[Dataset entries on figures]
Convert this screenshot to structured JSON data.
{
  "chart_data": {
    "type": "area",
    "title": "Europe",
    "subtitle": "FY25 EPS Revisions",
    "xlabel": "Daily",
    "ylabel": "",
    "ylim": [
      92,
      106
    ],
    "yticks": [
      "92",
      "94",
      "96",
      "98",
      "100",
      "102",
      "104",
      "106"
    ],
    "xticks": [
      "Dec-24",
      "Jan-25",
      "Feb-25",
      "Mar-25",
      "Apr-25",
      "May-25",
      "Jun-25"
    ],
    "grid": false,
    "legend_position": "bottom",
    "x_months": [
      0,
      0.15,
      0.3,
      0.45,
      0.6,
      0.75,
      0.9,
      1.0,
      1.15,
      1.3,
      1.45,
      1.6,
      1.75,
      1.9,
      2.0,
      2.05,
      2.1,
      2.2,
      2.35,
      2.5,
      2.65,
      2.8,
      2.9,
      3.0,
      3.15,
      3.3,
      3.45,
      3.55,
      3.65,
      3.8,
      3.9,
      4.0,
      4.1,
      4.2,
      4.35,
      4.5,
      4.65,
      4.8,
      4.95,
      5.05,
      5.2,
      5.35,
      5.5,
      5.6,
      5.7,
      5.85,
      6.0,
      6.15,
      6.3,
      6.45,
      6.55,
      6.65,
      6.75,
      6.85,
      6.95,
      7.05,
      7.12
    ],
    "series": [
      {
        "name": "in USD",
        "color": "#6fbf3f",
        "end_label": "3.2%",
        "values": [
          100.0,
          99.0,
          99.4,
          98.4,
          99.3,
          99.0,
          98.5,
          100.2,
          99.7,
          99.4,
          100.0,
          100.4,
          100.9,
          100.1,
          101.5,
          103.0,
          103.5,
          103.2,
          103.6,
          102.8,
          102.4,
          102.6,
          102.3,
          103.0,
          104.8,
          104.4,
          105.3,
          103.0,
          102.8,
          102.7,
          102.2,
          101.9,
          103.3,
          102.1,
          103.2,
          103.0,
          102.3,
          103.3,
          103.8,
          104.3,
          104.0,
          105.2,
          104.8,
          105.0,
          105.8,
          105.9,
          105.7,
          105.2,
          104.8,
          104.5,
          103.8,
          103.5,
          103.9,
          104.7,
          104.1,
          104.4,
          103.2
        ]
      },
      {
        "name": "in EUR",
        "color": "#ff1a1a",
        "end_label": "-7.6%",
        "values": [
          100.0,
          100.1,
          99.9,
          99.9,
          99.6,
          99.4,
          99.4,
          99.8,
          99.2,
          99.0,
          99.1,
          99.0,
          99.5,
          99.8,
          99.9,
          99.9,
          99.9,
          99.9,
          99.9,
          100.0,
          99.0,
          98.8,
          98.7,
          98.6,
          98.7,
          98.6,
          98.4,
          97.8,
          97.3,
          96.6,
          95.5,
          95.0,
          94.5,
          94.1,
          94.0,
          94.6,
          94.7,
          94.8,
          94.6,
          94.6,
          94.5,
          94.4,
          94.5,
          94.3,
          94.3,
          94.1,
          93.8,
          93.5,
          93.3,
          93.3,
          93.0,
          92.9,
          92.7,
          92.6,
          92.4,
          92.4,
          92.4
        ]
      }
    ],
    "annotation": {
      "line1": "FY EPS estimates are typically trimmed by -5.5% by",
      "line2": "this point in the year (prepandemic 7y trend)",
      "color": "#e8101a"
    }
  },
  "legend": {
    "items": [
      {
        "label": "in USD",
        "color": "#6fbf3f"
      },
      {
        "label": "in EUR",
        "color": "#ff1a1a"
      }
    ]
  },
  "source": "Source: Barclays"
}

What you should do => Each line of the material above needs to be quoted exactly, please.

Output below =>
Convert this screenshot to structured JSON data.
{
  "chart_data": {
    "type": "area",
    "title": "Europe",
    "subtitle": "FY25 EPS Revisions",
    "xlabel": "Daily",
    "ylabel": "",
    "ylim": [
      92,
      106
    ],
    "yticks": [
      "92",
      "94",
      "96",
      "98",
      "100",
      "102",
      "104",
      "106"
    ],
    "xticks": [
      "Dec-24",
      "Jan-25",
      "Feb-25",
      "Mar-25",
      "Apr-25",
      "May-25",
      "Jun-25"
    ],
    "grid": false,
    "legend_position": "bottom",
    "x_months": [
      0,
      0.15,
      0.3,
      0.45,
      0.6,
      0.75,
      0.9,
      1.0,
      1.15,
      1.3,
      1.45,
      1.6,
      1.75,
      1.9,
      2.0,
      2.05,
      2.1,
      2.2,
      2.35,
      2.5,
      2.65,
      2.8,
      2.9,
      3.0,
      3.15,
      3.3,
      3.45,
      3.55,
      3.65,
      3.8,
      3.9,
      4.0,
      4.1,
      4.2,
      4.35,
      4.5,
      4.65,
      4.8,
      4.95,
      5.05,
      5.2,
      5.35,
      5.5,
      5.6,
      5.7,
      5.85,
      6.0,
      6.15,
      6.3,
      6.45,
      6.55,
      6.65,
      6.75,
      6.85,
      6.95,
      7.05,
      7.12
    ],
    "series": [
      {
        "name": "in USD",
        "color": "#6fbf3f",
        "end_label": "3.2%",
        "values": [
          100.0,
          99.0,
          99.4,
          98.4,
          99.3,
          99.0,
          98.5,
          100.2,
          99.7,
          99.4,
          100.0,
          100.4,
          100.9,
          100.1,
          101.5,
          103.0,
          103.5,
          103.2,
          103.6,
          102.8,
          102.4,
          102.6,
          102.3,
          103.0,
          104.8,
          104.4,
          105.3,
          103.0,
          102.8,
          102.7,
          102.2,
          101.9,
          103.3,
          102.1,
          103.2,
          103.0,
          102.3,
          103.3,
          103.8,
          104.3,
          104.0,
          105.2,
          104.8,
          105.0,
          105.8,
          105.9,
          105.7,
          105.2,
          104.8,
          104.5,
          103.8,
          103.5,
          103.9,
          104.7,
          104.1,
          104.4,
          103.2
        ]
      },
      {
        "name": "in EUR",
        "color": "#ff1a1a",
        "end_label": "-7.6%",
        "values": [
          100.0,
          100.1,
          99.9,
          99.9,
          99.6,
          99.4,
          99.4,
          99.8,
          99.2,
          99.0,
          99.1,
          99.0,
          99.5,
          99.8,
          99.9,
          99.9,
          99.9,
          99.9,
          99.9,
          100.0,
          99.0,
          98.8,
          98.7,
          98.6,
          98.7,
          98.6,
          98.4,
          97.8,
          97.3,
          96.6,
          95.5,
          95.0,
          94.5,
          94.1,
          94.0,
          94.6,
          94.7,
          94.8,
          94.6,
          94.6,
          94.5,
          94.4,
          94.5,
          94.3,
          94.3,
          94.1,
          93.8,
          93.5,
          93.3,
          93.3,
          93.0,
          92.9,
          92.7,
          92.6,
          92.4,
          92.4,
          92.4
        ]
      }
    ],
    "annotation": {
      "line1": "FY EPS estimates are typically trimmed by -5.5% by",
      "line2": "this point in the year (prepandemic 7y trend)",
      "color": "#e8101a"
    }
  },
  "legend": {
    "items": [
      {
        "label": "in USD",
        "color": "#6fbf3f"
      },
      {
        "label": "in EUR",
        "color": "#ff1a1a"
      }
    ]
  },
  "source": "Source: Barclays"
}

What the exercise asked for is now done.